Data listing
-*-
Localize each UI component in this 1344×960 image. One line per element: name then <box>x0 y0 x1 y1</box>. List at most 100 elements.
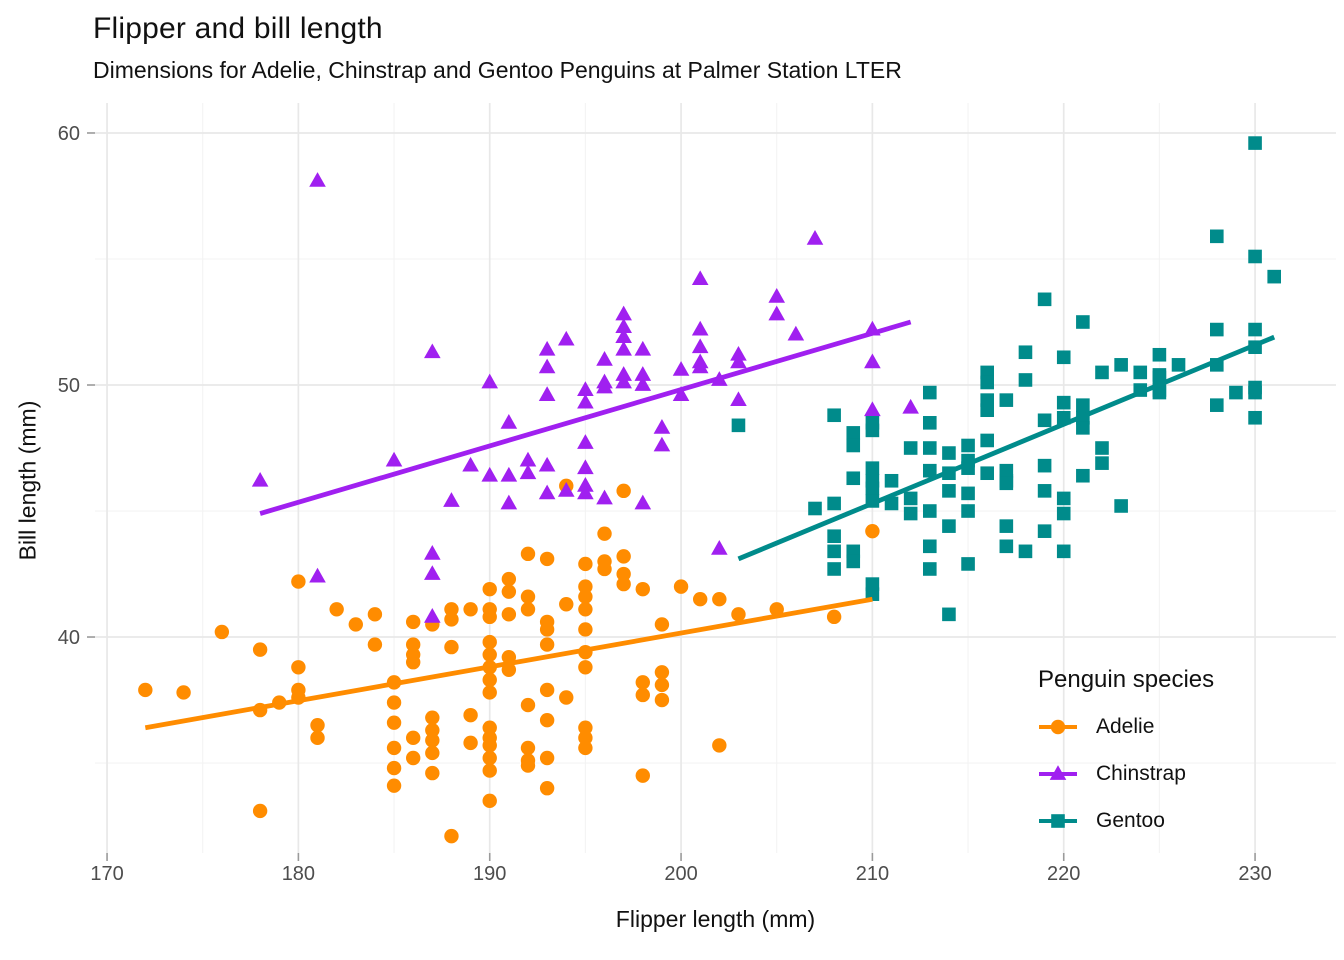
data-point-gentoo <box>980 433 994 448</box>
data-point-adelie <box>444 612 459 627</box>
data-point-adelie <box>348 617 363 632</box>
data-point-adelie <box>252 642 268 657</box>
y-tick-label: 50 <box>58 375 80 397</box>
data-point-adelie <box>578 579 593 594</box>
data-point-chinstrap <box>462 456 479 472</box>
data-point-gentoo <box>1095 456 1109 470</box>
data-point-adelie <box>482 647 497 662</box>
data-point-adelie <box>635 768 650 783</box>
data-point-gentoo <box>1076 421 1090 435</box>
data-point-gentoo <box>1248 136 1262 150</box>
data-point-chinstrap <box>538 386 556 401</box>
data-point-gentoo <box>942 519 956 533</box>
trend-line-adelie <box>144 596 873 731</box>
data-point-gentoo <box>827 544 841 559</box>
data-point-adelie <box>578 660 593 675</box>
data-point-adelie <box>501 571 517 587</box>
data-point-adelie <box>520 546 536 562</box>
data-point-gentoo <box>808 501 822 516</box>
data-point-chinstrap <box>634 494 652 510</box>
data-point-gentoo <box>903 506 918 521</box>
data-point-chinstrap <box>385 451 403 467</box>
data-point-gentoo <box>903 491 918 506</box>
data-point-chinstrap <box>691 320 709 336</box>
data-point-gentoo <box>1018 373 1033 387</box>
axis-ticks <box>87 132 1256 861</box>
data-point-adelie <box>616 566 631 582</box>
data-point-gentoo <box>1056 544 1071 559</box>
data-point-chinstrap <box>424 608 441 623</box>
x-tick-label: 210 <box>856 863 889 885</box>
data-point-adelie <box>559 597 574 612</box>
data-point-adelie <box>654 665 670 680</box>
legend-label: Adelie <box>1096 714 1155 738</box>
y-axis-title: Bill length (mm) <box>14 400 41 561</box>
x-tick-label: 170 <box>90 863 123 885</box>
data-point-chinstrap <box>615 373 632 389</box>
data-point-gentoo <box>1152 347 1167 362</box>
trend-line-gentoo <box>737 334 1276 562</box>
data-point-gentoo <box>961 557 975 571</box>
data-point-gentoo <box>1114 499 1128 513</box>
data-point-adelie <box>482 672 497 688</box>
data-point-gentoo <box>1056 506 1071 521</box>
series-chinstrap <box>251 172 919 623</box>
data-point-adelie <box>367 607 383 622</box>
data-point-adelie <box>386 715 402 730</box>
chart-subtitle: Dimensions for Adelie, Chinstrap and Gen… <box>93 57 902 83</box>
data-point-gentoo <box>846 471 861 486</box>
data-point-adelie <box>252 803 268 819</box>
trend-line-chinstrap <box>259 319 912 516</box>
data-point-chinstrap <box>500 466 518 482</box>
data-point-adelie <box>425 745 440 761</box>
data-point-chinstrap <box>538 484 556 500</box>
data-point-gentoo <box>1076 398 1090 412</box>
data-point-gentoo <box>1056 350 1071 365</box>
data-point-gentoo <box>922 539 937 554</box>
data-point-gentoo <box>846 554 861 569</box>
data-point-adelie <box>329 602 344 617</box>
data-point-adelie <box>539 712 555 728</box>
data-point-adelie <box>520 758 536 773</box>
data-point-gentoo <box>1248 249 1262 264</box>
data-point-gentoo <box>1229 385 1243 400</box>
data-point-gentoo <box>942 446 956 460</box>
data-point-gentoo <box>1076 315 1090 329</box>
data-point-gentoo <box>922 463 937 478</box>
data-point-adelie <box>501 607 517 622</box>
data-point-chinstrap <box>424 545 441 560</box>
adelie-key-circle-icon <box>1039 719 1077 734</box>
data-point-adelie <box>405 730 421 746</box>
data-point-adelie <box>425 723 440 738</box>
data-point-adelie <box>425 765 440 781</box>
data-point-gentoo <box>922 504 937 518</box>
data-point-chinstrap <box>691 358 709 374</box>
data-point-gentoo <box>1248 410 1262 425</box>
data-point-adelie <box>291 574 306 589</box>
data-point-adelie <box>482 763 497 778</box>
data-point-gentoo <box>1114 358 1128 372</box>
data-point-chinstrap <box>653 436 671 452</box>
data-point-adelie <box>482 720 497 735</box>
legend-item-adelie: Adelie <box>1036 710 1214 743</box>
x-tick-label: 190 <box>473 863 506 885</box>
data-point-adelie <box>138 682 153 698</box>
data-point-adelie <box>539 551 555 567</box>
data-point-gentoo <box>903 441 918 455</box>
data-point-gentoo <box>1076 468 1090 483</box>
data-point-chinstrap <box>672 361 690 376</box>
data-point-chinstrap <box>615 328 632 344</box>
data-point-adelie <box>712 592 727 607</box>
data-point-gentoo <box>827 529 841 544</box>
data-point-gentoo <box>1037 292 1052 307</box>
data-point-chinstrap <box>481 466 499 482</box>
data-point-adelie <box>578 740 593 756</box>
data-point-adelie <box>520 602 536 617</box>
y-tick-labels: 40 50 60 <box>58 123 80 649</box>
data-point-chinstrap <box>902 398 919 414</box>
data-point-gentoo <box>961 438 975 453</box>
data-point-adelie <box>444 602 459 617</box>
data-point-chinstrap <box>309 172 326 187</box>
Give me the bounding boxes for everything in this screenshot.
-*-
Copy from the records above, word for word, every line beginning with the one that contains "data-point-gentoo <box>980 433 994 448</box>" and ending with the one that contains "data-point-adelie <box>501 571 517 587</box>", both included.

data-point-gentoo <box>980 433 994 448</box>
data-point-adelie <box>444 612 459 627</box>
data-point-adelie <box>348 617 363 632</box>
data-point-adelie <box>252 642 268 657</box>
y-tick-label: 50 <box>58 375 80 397</box>
data-point-adelie <box>578 579 593 594</box>
data-point-chinstrap <box>462 456 479 472</box>
data-point-gentoo <box>1095 456 1109 470</box>
data-point-adelie <box>482 647 497 662</box>
data-point-adelie <box>635 768 650 783</box>
data-point-gentoo <box>1076 421 1090 435</box>
data-point-gentoo <box>1248 136 1262 150</box>
data-point-chinstrap <box>538 386 556 401</box>
data-point-gentoo <box>942 519 956 533</box>
trend-line-adelie <box>144 596 873 731</box>
data-point-gentoo <box>827 544 841 559</box>
data-point-adelie <box>578 660 593 675</box>
data-point-adelie <box>501 571 517 587</box>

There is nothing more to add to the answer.